**Your instructions**
Pick every line from the data that holds the word "color".

[start of Data provided]

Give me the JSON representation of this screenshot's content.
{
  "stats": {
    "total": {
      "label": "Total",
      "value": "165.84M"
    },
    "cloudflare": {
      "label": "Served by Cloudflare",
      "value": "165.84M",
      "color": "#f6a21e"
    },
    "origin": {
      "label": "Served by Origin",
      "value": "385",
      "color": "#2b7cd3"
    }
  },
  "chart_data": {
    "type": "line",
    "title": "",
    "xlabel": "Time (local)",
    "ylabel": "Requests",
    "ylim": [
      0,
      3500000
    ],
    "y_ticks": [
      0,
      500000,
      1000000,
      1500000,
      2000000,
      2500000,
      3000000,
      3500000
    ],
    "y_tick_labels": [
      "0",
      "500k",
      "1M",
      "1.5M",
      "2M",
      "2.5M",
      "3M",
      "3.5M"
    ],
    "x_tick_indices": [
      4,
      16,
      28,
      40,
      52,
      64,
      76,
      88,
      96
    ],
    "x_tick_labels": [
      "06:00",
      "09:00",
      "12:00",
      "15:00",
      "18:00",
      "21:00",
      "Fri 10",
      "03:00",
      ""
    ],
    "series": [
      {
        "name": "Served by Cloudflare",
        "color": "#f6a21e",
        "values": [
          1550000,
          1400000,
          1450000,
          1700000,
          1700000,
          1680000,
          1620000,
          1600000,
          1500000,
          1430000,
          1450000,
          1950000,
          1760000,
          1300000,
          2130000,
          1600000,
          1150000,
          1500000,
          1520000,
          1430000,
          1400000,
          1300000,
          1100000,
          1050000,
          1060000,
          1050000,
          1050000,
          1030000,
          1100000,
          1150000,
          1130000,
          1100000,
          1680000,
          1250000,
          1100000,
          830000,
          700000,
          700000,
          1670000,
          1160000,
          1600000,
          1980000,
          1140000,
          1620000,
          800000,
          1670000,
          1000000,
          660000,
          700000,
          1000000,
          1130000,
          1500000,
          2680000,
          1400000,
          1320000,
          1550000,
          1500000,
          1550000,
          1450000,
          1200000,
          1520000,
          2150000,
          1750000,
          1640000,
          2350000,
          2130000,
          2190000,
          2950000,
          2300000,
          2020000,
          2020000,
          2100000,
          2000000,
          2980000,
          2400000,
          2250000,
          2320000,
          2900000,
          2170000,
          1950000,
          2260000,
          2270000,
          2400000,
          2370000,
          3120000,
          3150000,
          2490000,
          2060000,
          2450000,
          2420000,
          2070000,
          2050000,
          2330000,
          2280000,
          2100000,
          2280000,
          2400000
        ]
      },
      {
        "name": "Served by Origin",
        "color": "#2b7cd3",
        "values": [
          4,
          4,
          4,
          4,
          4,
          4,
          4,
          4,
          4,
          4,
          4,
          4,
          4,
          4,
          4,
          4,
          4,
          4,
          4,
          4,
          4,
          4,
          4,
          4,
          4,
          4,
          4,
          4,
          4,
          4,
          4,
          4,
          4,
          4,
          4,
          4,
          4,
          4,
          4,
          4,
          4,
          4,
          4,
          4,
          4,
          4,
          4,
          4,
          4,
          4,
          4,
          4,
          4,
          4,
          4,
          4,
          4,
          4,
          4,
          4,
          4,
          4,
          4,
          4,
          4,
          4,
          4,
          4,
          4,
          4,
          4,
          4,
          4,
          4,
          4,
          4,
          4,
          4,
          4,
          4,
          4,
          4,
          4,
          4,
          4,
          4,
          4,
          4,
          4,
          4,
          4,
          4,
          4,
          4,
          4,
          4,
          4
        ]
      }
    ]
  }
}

[end of Data provided]

**Exercise output**
      "color": "#f6a21e"
      "color": "#2b7cd3"
        "color": "#f6a21e",
        "color": "#2b7cd3",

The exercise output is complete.